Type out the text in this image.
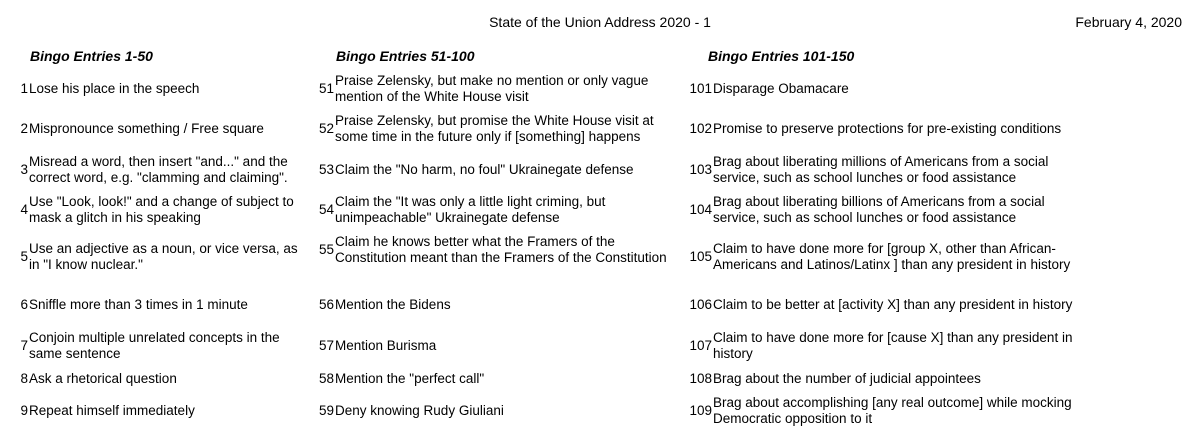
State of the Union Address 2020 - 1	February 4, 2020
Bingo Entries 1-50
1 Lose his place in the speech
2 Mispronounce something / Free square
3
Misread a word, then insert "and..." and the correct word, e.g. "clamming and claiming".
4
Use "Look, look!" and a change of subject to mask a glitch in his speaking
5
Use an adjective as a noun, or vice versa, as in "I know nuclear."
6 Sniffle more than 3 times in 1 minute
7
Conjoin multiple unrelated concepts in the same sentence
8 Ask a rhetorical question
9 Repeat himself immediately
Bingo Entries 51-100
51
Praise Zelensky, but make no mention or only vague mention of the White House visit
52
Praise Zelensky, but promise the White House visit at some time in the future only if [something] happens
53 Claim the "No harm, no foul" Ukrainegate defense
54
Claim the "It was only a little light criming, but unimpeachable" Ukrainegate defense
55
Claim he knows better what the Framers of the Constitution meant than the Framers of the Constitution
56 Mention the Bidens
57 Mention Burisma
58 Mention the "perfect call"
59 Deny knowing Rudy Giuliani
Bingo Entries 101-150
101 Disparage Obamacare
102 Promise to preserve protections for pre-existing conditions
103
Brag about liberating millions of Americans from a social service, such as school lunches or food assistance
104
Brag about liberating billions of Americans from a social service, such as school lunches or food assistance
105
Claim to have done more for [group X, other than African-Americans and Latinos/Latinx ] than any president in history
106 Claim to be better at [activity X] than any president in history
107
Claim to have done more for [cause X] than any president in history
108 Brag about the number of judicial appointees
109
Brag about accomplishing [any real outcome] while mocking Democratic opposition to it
•••••
*Task*:
Repeat the records above exactly, omitting every picture.

*The completed task*:
Type out the text in this image.
State of the Union Address 2020 - 1	February 4, 2020
Bingo Entries 1-50
1 Lose his place in the speech
2 Mispronounce something / Free square
3
Misread a word, then insert "and..." and the correct word, e.g. "clamming and claiming".
4
Use "Look, look!" and a change of subject to mask a glitch in his speaking
5
Use an adjective as a noun, or vice versa, as in "I know nuclear."
6 Sniffle more than 3 times in 1 minute
7
Conjoin multiple unrelated concepts in the same sentence
8 Ask a rhetorical question
9 Repeat himself immediately
Bingo Entries 51-100
51
Praise Zelensky, but make no mention or only vague mention of the White House visit
52
Praise Zelensky, but promise the White House visit at some time in the future only if [something] happens
53 Claim the "No harm, no foul" Ukrainegate defense
54
Claim the "It was only a little light criming, but unimpeachable" Ukrainegate defense
55
Claim he knows better what the Framers of the Constitution meant than the Framers of the Constitution
56 Mention the Bidens
57 Mention Burisma
58 Mention the "perfect call"
59 Deny knowing Rudy Giuliani
Bingo Entries 101-150
101 Disparage Obamacare
102 Promise to preserve protections for pre-existing conditions
103
Brag about liberating millions of Americans from a social service, such as school lunches or food assistance
104
Brag about liberating billions of Americans from a social service, such as school lunches or food assistance
105
Claim to have done more for [group X, other than African-Americans and Latinos/Latinx ] than any president in history
106 Claim to be better at [activity X] than any president in history
107
Claim to have done more for [cause X] than any president in history
108 Brag about the number of judicial appointees
109
Brag about accomplishing [any real outcome] while mocking Democratic opposition to it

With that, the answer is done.